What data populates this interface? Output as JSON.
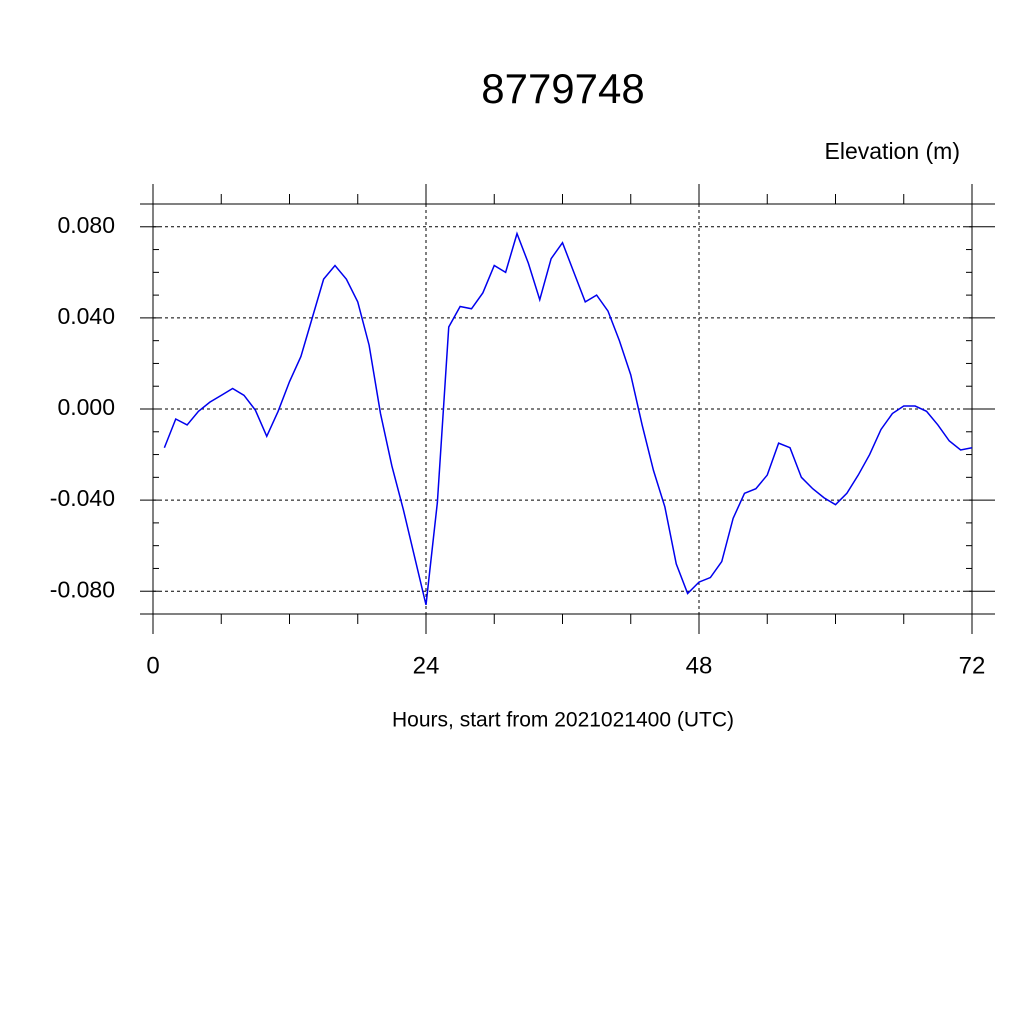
{
  "chart_data": {
    "type": "line",
    "title": "8779748",
    "y_axis_label": "Elevation (m)",
    "x_axis_label": "Hours, start from 2021021400 (UTC)",
    "x": [
      1,
      2,
      3,
      4,
      5,
      6,
      7,
      8,
      9,
      10,
      11,
      12,
      13,
      14,
      15,
      16,
      17,
      18,
      19,
      20,
      21,
      22,
      23,
      24,
      25,
      26,
      27,
      28,
      29,
      30,
      31,
      32,
      33,
      34,
      35,
      36,
      37,
      38,
      39,
      40,
      41,
      42,
      43,
      44,
      45,
      46,
      47,
      48,
      49,
      50,
      51,
      52,
      53,
      54,
      55,
      56,
      57,
      58,
      59,
      60,
      61,
      62,
      63,
      64,
      65,
      66,
      67,
      68,
      69,
      70,
      71,
      72
    ],
    "series": [
      {
        "name": "Elevation",
        "color": "#0000ee",
        "values": [
          -0.017,
          -0.0044,
          -0.007,
          -0.001,
          0.003,
          0.006,
          0.009,
          0.006,
          -0.0005,
          -0.012,
          -0.001,
          0.012,
          0.023,
          0.04,
          0.057,
          0.063,
          0.057,
          0.047,
          0.028,
          -0.002,
          -0.025,
          -0.044,
          -0.065,
          -0.086,
          -0.041,
          0.036,
          0.045,
          0.044,
          0.051,
          0.063,
          0.06,
          0.077,
          0.064,
          0.048,
          0.066,
          0.073,
          0.06,
          0.047,
          0.05,
          0.043,
          0.03,
          0.015,
          -0.007,
          -0.027,
          -0.043,
          -0.068,
          -0.081,
          -0.076,
          -0.074,
          -0.067,
          -0.048,
          -0.037,
          -0.035,
          -0.029,
          -0.015,
          -0.017,
          -0.03,
          -0.035,
          -0.039,
          -0.042,
          -0.037,
          -0.029,
          -0.02,
          -0.009,
          -0.002,
          0.0013,
          0.0013,
          -0.001,
          -0.007,
          -0.014,
          -0.018,
          -0.017
        ]
      }
    ],
    "xlim": [
      0,
      72
    ],
    "xticks": [
      0,
      24,
      48,
      72
    ],
    "ylim": [
      -0.09,
      0.09
    ],
    "yticks": [
      {
        "value": -0.08,
        "label": "-0.080"
      },
      {
        "value": -0.04,
        "label": "-0.040"
      },
      {
        "value": 0,
        "label": "0.000"
      },
      {
        "value": 0.04,
        "label": "0.040"
      },
      {
        "value": 0.08,
        "label": "0.080"
      }
    ],
    "grid": true
  }
}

- - -

In the entries above, identify every line with the word "Elevation". Copy those lines.

    "y_axis_label": "Elevation (m)",
        "name": "Elevation",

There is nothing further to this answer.